--- Dataset extract ---

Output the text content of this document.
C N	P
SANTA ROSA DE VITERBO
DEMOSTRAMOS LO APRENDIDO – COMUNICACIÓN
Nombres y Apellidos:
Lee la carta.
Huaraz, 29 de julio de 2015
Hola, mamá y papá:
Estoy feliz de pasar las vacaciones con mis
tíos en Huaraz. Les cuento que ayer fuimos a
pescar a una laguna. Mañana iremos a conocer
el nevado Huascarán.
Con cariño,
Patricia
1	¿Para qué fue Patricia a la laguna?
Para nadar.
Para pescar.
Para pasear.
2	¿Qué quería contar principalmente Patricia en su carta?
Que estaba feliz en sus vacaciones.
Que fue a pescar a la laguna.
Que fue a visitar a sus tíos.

---
--- Dataset extract ---

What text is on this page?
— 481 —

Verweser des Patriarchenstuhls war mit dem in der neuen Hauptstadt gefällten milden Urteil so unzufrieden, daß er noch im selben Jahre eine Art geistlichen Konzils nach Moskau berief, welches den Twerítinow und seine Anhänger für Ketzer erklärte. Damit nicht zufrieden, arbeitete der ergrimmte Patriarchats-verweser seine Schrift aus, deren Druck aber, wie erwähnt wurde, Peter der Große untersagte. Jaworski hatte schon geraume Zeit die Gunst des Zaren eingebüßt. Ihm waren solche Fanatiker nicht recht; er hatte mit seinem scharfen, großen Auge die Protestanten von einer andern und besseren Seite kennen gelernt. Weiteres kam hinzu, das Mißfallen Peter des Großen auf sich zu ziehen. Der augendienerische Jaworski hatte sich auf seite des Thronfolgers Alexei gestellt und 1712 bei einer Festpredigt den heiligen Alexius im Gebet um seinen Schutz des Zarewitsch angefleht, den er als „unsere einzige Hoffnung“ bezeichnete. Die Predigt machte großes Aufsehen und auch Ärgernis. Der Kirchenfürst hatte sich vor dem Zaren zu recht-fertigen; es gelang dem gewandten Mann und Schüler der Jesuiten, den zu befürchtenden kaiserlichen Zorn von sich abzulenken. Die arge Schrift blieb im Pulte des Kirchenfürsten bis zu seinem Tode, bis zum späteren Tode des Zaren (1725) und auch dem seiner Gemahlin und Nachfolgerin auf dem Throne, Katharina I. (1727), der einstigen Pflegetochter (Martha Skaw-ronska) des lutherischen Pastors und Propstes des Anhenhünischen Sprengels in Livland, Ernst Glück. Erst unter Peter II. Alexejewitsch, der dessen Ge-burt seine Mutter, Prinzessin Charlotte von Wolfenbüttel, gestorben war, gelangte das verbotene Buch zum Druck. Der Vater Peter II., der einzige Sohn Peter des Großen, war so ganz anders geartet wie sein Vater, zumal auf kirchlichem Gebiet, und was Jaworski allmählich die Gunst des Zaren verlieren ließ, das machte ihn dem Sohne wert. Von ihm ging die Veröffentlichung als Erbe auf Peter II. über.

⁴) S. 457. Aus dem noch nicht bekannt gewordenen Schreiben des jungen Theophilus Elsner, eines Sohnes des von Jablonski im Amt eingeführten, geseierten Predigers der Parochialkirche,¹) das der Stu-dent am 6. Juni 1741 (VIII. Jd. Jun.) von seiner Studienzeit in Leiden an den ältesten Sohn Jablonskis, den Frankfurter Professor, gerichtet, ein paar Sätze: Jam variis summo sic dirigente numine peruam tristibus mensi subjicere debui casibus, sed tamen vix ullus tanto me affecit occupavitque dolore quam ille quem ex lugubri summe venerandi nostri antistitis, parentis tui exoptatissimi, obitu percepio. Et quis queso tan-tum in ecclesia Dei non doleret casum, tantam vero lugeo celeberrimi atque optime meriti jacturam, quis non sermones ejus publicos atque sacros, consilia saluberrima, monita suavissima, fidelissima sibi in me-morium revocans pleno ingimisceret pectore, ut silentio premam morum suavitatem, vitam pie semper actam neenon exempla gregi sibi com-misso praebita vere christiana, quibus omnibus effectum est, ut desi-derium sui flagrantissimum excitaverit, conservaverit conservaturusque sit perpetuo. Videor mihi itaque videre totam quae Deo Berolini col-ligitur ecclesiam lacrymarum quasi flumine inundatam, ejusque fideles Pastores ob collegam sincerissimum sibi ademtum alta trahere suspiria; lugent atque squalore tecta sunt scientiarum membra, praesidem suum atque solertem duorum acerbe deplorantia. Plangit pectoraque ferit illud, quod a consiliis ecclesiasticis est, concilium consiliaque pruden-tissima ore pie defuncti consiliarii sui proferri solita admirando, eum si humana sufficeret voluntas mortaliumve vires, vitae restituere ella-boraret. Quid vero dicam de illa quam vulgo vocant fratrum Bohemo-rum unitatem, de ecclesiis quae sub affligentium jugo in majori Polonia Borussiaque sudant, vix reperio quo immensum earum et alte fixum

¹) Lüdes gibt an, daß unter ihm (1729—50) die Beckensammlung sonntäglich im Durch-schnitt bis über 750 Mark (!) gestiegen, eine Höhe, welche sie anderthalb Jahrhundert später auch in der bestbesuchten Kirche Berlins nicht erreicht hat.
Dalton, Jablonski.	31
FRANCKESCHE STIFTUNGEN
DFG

---

Show the lines where the word "Huaraz" appears in the entries.

Huaraz, 29 de julio de 2015
tíos en Huaraz. Les cuento que ayer fuimos a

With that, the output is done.